TASKS TO PERFORM:
1. In the Aspen club article, which two needs did Aspen have trouble meeting when looking for a spot in the Fairmount area?
2. Decide whether each statement agrees with the Aspen club article. Answer yes or no, and quote the deciding words.
(a) The Liverpool club is technically located in the town of Clay.
(b) An OfficeMax took over the building at 3504 W. Genesee St. after a MaineSource left it.
(c) Aspen waited until the location was vacant before asking about it.
3. Continue the Aspen club article from the point where it stops.

EXERCISE TEXT:
━━━━━━━━

And, it joins the location Aspen calls its Liverpool club at 8015 Oswego Road — that club, which stands at just under 20,000 square feet, has a Liverpool mailing address but is technically situated in the town of Clay.

 Before space opened at 3504 W. Genesee St. in Fairmount, Aspen struggled to find a spot in the area that met its square footage and parking needs, Nichole Polos says. 

“Those are the two biggest issues for our suburban clubs,” she says. “The Fairmount area, as far as commercial real estate goes, is very limited. A couple places had the parking but didn’t have the square footage.”

Aspen’s interest in the space at 3504 W. Genesee St. stretches back for years. It looked at the location before it opened its Liverpool club six years ago, but an OfficeMax moved into the building, Polos says. That OfficeMax was eventually replaced in the space by a MaineSource Food & Party Warehouse.

Then in November 2011, MaineSource announced it would close its Fairmount store. Aspen didn’t wait for the location to become vacant before inquiring about it, Polos says.

━━━━━━━━

Stored data:
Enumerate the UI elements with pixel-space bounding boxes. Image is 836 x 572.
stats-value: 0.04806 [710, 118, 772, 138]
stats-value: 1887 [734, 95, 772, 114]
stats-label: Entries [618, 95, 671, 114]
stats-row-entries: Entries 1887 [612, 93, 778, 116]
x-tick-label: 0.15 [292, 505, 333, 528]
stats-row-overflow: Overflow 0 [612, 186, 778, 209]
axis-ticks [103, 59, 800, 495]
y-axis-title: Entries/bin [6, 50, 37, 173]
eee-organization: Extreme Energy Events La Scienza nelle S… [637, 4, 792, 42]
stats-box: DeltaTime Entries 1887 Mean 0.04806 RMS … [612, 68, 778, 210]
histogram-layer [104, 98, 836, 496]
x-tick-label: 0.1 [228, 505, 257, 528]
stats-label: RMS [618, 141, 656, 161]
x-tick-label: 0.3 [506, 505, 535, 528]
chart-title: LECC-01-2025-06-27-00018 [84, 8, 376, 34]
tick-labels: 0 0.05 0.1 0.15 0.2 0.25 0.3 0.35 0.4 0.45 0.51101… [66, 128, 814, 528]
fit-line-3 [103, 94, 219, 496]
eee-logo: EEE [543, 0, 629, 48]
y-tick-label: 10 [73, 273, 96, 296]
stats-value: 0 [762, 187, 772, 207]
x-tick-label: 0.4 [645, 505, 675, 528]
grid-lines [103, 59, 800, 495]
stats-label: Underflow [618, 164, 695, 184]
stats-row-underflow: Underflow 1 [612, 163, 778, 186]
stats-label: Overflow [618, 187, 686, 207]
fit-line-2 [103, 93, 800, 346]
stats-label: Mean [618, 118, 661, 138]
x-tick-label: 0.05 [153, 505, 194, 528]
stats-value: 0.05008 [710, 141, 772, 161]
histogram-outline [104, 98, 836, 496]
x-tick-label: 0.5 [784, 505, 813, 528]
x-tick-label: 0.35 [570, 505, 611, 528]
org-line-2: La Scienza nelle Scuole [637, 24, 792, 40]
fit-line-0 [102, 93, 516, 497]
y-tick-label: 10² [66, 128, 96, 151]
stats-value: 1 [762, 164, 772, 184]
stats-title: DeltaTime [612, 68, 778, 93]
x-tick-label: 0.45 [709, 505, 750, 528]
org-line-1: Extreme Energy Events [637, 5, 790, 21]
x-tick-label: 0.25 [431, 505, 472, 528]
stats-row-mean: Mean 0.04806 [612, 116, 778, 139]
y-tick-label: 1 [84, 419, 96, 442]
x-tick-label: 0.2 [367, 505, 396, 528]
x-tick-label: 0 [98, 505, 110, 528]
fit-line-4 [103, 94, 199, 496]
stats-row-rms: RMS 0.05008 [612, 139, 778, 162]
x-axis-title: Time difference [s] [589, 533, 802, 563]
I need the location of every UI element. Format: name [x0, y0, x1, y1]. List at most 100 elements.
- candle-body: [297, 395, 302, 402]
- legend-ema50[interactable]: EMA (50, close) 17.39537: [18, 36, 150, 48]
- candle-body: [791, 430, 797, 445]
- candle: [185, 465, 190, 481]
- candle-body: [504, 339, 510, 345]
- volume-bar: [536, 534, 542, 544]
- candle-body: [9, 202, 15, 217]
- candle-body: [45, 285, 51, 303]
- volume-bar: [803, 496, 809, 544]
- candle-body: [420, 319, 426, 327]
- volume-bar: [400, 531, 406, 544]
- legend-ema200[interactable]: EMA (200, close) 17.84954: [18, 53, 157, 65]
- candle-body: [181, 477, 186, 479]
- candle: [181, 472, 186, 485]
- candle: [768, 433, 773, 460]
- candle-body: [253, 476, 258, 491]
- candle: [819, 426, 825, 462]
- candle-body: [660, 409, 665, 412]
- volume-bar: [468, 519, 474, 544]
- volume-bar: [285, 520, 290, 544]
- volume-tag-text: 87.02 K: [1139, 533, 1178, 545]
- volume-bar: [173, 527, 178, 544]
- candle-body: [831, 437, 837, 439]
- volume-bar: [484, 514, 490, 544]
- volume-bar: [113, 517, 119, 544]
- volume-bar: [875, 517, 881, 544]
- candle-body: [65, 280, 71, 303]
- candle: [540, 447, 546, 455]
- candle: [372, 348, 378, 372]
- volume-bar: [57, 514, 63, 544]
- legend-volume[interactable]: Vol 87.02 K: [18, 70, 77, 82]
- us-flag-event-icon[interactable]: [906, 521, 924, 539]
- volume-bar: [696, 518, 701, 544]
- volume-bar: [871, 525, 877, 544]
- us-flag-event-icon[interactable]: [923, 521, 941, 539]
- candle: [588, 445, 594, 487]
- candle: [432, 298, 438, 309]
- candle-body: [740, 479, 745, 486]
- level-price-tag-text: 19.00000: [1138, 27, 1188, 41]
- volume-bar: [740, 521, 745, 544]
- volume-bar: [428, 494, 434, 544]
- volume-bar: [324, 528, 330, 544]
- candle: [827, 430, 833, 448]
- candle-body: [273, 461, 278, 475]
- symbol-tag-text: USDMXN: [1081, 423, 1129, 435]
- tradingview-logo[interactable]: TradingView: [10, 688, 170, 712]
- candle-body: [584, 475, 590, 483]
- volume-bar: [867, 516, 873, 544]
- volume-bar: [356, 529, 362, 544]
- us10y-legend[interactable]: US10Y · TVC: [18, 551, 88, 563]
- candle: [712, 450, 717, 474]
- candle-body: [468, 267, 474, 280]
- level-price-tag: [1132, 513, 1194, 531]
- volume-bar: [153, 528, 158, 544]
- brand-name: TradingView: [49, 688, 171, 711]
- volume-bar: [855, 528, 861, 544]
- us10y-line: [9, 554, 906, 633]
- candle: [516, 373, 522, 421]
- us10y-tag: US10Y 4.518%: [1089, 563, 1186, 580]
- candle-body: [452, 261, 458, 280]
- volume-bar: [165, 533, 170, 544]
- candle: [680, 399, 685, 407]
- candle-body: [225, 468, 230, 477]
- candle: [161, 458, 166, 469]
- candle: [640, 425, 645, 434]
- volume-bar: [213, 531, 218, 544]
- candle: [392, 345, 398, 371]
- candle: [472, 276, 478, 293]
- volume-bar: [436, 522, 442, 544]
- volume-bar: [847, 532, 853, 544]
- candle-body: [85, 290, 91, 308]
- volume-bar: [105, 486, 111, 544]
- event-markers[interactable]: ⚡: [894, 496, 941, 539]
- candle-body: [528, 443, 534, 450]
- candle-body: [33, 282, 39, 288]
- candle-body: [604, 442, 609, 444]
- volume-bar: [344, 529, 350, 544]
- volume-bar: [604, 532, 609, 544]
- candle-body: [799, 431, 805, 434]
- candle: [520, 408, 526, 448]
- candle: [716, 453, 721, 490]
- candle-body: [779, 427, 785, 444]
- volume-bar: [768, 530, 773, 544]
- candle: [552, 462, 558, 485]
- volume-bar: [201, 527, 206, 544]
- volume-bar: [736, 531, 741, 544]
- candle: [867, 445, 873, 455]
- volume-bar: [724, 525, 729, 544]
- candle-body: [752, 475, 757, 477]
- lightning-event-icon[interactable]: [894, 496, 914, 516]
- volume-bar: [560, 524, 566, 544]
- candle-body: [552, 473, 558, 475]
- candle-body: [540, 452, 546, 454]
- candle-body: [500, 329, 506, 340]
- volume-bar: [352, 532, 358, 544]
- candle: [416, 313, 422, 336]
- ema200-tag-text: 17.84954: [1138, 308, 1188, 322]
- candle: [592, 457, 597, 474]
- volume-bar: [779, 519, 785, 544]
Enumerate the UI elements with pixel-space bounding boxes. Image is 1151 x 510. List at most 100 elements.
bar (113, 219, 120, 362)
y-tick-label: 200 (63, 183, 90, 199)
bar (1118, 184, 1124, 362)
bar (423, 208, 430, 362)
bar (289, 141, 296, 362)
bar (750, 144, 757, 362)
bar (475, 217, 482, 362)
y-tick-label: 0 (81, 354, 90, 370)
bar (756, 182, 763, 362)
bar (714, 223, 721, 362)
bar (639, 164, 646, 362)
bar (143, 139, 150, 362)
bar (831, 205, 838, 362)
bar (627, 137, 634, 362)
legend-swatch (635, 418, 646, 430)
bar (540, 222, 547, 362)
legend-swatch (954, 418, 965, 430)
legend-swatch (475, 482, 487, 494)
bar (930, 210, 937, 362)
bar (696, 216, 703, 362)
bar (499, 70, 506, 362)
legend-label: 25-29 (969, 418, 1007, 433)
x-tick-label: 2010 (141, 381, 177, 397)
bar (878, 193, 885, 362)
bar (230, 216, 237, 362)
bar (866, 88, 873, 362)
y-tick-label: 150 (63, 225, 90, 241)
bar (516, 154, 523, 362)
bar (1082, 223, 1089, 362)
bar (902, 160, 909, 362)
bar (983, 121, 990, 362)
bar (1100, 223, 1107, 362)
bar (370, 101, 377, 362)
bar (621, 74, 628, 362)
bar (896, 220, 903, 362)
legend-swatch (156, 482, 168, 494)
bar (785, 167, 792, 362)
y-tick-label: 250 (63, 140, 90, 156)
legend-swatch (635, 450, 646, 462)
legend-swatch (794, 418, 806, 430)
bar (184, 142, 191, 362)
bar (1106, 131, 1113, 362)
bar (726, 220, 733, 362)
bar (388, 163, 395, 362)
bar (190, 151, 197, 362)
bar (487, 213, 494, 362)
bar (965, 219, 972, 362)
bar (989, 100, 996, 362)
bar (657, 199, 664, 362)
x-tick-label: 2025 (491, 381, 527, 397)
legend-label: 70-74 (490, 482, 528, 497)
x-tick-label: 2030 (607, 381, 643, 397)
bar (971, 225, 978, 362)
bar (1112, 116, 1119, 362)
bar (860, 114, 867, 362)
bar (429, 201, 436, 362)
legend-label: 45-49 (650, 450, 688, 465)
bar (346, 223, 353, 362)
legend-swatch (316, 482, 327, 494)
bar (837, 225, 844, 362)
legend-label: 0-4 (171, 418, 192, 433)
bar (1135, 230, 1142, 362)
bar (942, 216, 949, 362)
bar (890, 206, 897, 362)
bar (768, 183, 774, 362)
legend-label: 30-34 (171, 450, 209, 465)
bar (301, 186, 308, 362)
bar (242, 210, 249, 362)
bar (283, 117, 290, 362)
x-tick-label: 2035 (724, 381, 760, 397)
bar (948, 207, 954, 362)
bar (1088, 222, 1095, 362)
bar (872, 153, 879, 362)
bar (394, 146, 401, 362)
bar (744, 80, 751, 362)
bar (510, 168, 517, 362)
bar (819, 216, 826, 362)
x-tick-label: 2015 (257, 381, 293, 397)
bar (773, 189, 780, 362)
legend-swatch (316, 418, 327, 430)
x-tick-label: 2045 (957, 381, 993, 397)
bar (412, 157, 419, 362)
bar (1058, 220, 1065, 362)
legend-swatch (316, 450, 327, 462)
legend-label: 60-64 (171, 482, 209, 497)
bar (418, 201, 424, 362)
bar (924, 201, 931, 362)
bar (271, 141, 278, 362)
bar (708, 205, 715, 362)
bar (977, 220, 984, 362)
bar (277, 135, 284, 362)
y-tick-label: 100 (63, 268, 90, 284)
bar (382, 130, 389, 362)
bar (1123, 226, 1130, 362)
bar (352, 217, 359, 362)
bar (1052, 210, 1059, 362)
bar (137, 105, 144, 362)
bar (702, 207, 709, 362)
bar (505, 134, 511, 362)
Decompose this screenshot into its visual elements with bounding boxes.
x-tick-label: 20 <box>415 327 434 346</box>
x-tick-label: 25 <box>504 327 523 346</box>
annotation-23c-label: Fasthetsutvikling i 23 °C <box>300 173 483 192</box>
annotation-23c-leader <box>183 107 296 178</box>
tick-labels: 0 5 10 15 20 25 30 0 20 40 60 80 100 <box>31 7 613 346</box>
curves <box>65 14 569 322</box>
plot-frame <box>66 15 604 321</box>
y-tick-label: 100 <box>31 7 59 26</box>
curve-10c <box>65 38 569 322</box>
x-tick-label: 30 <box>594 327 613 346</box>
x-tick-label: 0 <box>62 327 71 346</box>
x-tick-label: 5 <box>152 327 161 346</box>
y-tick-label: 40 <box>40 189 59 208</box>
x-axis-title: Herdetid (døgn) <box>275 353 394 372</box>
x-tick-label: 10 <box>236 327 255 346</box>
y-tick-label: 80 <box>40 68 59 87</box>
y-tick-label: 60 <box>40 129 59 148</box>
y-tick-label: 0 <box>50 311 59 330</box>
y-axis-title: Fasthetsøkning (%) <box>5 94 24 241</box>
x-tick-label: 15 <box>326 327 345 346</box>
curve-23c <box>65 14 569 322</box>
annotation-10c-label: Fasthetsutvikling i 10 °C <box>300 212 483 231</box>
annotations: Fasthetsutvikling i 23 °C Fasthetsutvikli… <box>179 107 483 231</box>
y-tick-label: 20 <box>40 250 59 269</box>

━━━━━━━━

RESULTS OF THE EXERCISE:
1. Square footage and parking.

2.
(a) Yes: "has a Liverpool mailing address but is technically situated in the town of Clay."
(b) No: "That OfficeMax was eventually replaced in the space by a MaineSource Food & Party Warehouse."
(c) No: "Aspen didn’t wait for the location to become vacant before inquiring about it"

3.
“The day they announced they were closing the store, we contacted the real-estate person at Maines,” she says. “It’s on a highly traveled road with lots of shopping, restaurants, and grocery stores nearby. The area had a Bally Total Fitness a few years ago
but that closed down. Nothing replaced it.”

Aspen leased the location from Cicero–based Rocklyn Cos., according to Polos. Next it spent about $500,000 renovating the building and an additional $550,000 filling it with fitness equipment.

Syracuse–based CBD Construction, LLC oversaw renovations, Polos says. She declined to name the banks that helped finance the work.

“It was a grocery store,” she says of the space. “It was a very nice grocery store, but it was a grocery store. We had to tear down a lot of walls. We had to get rid of loading docks and revamp the layout.” 

Aspen also had to hire new employees to staff the location. The Fairmount club will have nearly 50 employees, with about 12 being full time, she says. That’s on par with the company’s other three suburban locations. Its downtown club has 25 employees.

Polos declined to disclose revenue totals or growth projections for Aspen. 

Companywide, Aspen has about 170 total employees. About 25 of them are full time. Polos did not share its total number of club members.

Aspen competes with other fitness offerings like the YMCA, Gold’s Gym, and Planet Fitness in a variety of ways, according to Polos. Many members appreciate that Aspen is a local company, rather than being a franchise or large organization headed elsewhere, she says. And it has a range of offerings, from childcare to aerobics. Also, its rates are lower than a number of its competitors, she says.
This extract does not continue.